WORK REQUIRED: Output all lines exactly.

(begin)

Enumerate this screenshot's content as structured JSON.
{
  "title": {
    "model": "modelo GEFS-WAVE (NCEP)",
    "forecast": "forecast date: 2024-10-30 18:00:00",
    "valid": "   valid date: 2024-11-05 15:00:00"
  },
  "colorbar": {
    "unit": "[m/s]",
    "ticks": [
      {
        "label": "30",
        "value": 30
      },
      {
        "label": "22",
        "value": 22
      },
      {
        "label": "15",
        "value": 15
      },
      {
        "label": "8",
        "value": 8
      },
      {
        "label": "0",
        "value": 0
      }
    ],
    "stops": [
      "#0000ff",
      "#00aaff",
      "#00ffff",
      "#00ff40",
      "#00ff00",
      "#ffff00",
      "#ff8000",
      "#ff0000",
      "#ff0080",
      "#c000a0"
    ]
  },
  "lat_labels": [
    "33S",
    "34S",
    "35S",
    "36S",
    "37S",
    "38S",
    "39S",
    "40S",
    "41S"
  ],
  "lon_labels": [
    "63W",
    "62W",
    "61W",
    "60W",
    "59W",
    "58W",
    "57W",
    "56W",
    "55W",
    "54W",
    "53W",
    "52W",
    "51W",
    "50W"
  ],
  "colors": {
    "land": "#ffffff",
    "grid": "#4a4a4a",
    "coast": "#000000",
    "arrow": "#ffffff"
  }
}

(end)

RESULT:
Enumerate this screenshot's content as structured JSON.
{
  "title": {
    "model": "modelo GEFS-WAVE (NCEP)",
    "forecast": "forecast date: 2024-10-30 18:00:00",
    "valid": "   valid date: 2024-11-05 15:00:00"
  },
  "colorbar": {
    "unit": "[m/s]",
    "ticks": [
      {
        "label": "30",
        "value": 30
      },
      {
        "label": "22",
        "value": 22
      },
      {
        "label": "15",
        "value": 15
      },
      {
        "label": "8",
        "value": 8
      },
      {
        "label": "0",
        "value": 0
      }
    ],
    "stops": [
      "#0000ff",
      "#00aaff",
      "#00ffff",
      "#00ff40",
      "#00ff00",
      "#ffff00",
      "#ff8000",
      "#ff0000",
      "#ff0080",
      "#c000a0"
    ]
  },
  "lat_labels": [
    "33S",
    "34S",
    "35S",
    "36S",
    "37S",
    "38S",
    "39S",
    "40S",
    "41S"
  ],
  "lon_labels": [
    "63W",
    "62W",
    "61W",
    "60W",
    "59W",
    "58W",
    "57W",
    "56W",
    "55W",
    "54W",
    "53W",
    "52W",
    "51W",
    "50W"
  ],
  "colors": {
    "land": "#ffffff",
    "grid": "#4a4a4a",
    "coast": "#000000",
    "arrow": "#ffffff"
  }
}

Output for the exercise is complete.